Pick out and copy every line below that has the word "本题难度不大".

☆ ☆ ☆ ☆ ☆ ☆ ☆

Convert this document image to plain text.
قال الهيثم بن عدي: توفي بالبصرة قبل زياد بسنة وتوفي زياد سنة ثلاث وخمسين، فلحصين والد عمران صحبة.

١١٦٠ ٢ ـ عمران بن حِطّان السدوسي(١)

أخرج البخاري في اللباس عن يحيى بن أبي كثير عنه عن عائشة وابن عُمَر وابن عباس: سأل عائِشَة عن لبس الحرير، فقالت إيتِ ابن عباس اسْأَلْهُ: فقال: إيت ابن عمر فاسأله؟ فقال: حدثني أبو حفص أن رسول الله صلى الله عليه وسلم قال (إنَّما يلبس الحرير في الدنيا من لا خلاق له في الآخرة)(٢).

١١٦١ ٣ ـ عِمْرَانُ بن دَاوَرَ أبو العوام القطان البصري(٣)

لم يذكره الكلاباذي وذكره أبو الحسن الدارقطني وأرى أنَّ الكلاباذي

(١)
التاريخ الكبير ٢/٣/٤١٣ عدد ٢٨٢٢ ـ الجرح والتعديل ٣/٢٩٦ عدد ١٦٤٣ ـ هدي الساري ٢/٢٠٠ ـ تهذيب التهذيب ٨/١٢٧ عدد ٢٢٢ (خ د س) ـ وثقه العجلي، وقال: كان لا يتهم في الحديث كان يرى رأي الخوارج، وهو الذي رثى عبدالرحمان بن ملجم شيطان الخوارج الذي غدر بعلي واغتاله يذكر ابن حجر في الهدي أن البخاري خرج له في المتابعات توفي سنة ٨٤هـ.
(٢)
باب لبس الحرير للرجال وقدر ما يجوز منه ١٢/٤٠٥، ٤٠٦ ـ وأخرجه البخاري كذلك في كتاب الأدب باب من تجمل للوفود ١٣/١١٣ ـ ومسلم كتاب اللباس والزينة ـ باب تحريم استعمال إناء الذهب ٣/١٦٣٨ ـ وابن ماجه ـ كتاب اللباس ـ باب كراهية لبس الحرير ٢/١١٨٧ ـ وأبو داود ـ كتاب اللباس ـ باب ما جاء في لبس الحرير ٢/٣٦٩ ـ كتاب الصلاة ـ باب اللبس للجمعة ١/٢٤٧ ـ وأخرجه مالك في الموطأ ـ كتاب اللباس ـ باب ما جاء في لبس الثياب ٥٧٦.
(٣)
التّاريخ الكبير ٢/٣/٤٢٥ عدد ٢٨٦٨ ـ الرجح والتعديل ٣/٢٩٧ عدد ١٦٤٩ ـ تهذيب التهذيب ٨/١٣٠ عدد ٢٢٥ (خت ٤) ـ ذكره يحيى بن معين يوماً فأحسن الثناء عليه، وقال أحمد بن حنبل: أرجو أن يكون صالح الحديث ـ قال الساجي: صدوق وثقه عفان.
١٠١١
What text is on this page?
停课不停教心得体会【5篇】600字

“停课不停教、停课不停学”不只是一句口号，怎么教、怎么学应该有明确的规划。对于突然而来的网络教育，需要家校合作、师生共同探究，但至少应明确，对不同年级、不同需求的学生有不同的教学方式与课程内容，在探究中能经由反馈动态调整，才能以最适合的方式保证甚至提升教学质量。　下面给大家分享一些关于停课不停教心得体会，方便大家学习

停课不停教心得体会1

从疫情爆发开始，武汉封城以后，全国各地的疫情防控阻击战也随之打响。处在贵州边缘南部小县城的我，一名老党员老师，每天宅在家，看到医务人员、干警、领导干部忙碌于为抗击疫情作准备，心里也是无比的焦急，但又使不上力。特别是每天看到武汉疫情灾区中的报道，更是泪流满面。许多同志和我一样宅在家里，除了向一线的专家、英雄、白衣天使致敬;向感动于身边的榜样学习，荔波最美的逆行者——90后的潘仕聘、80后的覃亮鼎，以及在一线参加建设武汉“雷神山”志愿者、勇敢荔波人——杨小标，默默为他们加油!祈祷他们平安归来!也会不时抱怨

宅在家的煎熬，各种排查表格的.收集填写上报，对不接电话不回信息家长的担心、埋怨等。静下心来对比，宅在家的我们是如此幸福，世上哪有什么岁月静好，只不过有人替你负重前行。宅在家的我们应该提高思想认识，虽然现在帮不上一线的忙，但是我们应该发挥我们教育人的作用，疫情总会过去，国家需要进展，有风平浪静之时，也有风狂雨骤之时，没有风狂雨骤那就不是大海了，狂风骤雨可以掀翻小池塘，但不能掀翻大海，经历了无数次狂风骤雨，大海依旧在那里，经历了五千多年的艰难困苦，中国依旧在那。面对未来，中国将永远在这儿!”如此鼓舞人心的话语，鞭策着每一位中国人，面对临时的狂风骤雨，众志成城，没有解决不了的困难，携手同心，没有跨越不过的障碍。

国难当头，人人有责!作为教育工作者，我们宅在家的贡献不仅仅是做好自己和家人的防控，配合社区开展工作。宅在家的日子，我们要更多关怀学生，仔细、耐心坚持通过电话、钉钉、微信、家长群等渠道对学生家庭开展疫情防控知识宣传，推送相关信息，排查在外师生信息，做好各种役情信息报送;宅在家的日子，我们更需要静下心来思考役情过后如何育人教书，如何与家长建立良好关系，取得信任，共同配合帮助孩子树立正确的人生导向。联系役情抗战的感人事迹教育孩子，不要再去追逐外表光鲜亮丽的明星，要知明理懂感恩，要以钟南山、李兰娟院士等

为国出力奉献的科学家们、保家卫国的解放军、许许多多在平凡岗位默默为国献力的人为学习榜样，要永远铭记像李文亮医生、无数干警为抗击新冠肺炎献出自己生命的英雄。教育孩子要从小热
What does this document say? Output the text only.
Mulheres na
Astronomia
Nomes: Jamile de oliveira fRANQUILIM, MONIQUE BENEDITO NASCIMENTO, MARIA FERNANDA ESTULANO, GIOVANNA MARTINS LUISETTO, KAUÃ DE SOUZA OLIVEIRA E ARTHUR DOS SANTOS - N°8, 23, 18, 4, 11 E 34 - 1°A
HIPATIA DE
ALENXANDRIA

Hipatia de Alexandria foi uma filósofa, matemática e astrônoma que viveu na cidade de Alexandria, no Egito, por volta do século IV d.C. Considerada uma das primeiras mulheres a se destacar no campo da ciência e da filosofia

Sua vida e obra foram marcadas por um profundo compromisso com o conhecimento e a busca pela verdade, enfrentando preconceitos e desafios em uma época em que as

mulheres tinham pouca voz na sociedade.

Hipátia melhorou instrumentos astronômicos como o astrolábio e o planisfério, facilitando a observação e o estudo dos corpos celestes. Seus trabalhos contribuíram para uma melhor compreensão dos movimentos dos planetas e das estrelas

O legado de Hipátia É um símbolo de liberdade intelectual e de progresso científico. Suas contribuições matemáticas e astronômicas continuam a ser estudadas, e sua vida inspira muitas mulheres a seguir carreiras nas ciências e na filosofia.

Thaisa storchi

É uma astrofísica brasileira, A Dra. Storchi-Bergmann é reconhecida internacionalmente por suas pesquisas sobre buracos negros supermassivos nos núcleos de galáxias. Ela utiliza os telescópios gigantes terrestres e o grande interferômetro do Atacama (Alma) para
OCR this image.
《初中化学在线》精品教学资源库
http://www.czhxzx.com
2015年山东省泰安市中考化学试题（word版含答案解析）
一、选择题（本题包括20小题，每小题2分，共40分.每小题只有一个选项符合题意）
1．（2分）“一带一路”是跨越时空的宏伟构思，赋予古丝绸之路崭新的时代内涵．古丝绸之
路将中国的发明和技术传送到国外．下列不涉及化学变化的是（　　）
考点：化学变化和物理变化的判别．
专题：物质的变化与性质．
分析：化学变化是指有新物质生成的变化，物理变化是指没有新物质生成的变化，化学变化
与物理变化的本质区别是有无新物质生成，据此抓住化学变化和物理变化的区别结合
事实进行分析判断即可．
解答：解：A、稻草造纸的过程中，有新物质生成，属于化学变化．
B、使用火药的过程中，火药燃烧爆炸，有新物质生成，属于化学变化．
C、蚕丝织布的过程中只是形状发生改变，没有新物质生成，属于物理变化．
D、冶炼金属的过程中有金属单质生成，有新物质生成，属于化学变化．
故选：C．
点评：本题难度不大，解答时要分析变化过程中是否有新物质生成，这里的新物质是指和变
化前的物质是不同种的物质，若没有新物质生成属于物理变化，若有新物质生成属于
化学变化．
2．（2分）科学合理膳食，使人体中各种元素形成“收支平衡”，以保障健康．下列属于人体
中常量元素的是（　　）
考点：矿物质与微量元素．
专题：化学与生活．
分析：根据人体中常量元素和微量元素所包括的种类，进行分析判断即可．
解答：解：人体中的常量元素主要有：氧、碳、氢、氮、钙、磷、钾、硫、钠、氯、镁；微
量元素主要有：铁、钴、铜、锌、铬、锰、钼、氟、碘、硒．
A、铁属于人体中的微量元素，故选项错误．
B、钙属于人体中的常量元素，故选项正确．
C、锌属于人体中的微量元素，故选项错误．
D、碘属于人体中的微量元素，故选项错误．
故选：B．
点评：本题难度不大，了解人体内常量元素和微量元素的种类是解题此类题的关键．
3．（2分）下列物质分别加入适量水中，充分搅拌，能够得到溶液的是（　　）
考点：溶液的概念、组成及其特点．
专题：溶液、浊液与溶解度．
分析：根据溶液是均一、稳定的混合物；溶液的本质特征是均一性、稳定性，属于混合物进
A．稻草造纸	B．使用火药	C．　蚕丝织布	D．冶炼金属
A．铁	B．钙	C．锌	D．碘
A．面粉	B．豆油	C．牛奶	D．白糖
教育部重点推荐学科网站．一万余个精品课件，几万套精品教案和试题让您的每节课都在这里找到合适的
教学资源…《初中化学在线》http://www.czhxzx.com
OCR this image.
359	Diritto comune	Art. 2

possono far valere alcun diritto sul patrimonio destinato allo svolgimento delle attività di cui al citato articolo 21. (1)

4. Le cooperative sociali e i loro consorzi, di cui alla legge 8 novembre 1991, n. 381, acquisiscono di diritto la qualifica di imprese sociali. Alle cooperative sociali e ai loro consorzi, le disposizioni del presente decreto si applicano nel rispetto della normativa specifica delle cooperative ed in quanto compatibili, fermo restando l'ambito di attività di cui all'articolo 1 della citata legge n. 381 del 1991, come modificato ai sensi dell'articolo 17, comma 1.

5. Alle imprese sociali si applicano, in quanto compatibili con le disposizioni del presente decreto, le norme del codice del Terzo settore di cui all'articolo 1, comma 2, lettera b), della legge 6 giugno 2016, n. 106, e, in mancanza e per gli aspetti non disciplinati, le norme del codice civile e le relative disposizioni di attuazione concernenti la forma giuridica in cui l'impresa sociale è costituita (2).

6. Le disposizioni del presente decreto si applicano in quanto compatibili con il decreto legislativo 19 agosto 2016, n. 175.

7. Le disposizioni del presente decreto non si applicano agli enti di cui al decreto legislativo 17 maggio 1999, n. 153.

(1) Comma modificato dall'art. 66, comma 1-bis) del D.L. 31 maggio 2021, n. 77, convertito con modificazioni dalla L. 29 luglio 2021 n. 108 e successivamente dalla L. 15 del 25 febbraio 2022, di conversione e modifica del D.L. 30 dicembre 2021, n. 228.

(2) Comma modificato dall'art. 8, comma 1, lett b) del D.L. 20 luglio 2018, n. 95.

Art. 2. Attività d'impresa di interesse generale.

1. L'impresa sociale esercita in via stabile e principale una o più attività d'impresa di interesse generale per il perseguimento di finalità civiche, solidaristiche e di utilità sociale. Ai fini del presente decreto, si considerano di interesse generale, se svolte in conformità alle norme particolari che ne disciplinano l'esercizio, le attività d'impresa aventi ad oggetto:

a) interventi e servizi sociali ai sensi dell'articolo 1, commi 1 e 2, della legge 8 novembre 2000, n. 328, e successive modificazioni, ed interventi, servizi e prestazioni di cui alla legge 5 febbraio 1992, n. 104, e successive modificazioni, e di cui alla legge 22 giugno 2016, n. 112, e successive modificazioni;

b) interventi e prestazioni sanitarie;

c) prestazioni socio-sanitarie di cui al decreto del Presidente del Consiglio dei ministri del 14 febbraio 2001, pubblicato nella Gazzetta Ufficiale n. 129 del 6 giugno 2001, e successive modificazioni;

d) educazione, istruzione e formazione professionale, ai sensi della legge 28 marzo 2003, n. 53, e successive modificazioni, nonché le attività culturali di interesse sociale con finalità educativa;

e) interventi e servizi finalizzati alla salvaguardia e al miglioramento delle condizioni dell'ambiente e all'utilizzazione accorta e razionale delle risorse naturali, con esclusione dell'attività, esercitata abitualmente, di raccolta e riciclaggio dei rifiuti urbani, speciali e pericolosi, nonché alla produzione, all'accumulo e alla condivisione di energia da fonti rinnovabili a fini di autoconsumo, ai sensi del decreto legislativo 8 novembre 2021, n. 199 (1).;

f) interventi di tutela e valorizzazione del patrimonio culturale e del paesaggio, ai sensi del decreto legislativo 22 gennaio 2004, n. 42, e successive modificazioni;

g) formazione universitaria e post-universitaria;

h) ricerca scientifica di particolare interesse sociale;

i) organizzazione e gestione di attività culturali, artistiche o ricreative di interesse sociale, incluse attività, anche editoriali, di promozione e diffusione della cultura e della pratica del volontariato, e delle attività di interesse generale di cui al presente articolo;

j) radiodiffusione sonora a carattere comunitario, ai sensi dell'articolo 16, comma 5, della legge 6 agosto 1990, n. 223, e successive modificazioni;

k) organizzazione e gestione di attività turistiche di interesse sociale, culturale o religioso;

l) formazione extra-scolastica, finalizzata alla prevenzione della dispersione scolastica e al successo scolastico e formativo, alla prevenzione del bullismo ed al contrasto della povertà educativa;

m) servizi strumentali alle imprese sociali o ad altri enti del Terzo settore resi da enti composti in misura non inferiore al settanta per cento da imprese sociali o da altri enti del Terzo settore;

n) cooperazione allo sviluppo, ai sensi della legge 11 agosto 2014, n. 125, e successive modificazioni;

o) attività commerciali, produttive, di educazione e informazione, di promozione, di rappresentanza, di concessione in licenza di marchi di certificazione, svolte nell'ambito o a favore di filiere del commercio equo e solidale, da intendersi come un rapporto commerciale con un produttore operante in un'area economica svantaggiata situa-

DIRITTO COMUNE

☆ ☆ ☆ ☆ ☆ ☆ ☆

### Response to the exercise
点评：本题难度不大，解答时要分析变化过程中是否有新物质生成，这里的新物质是指和变
点评：本题难度不大，了解人体内常量元素和微量元素的种类是解题此类题的关键．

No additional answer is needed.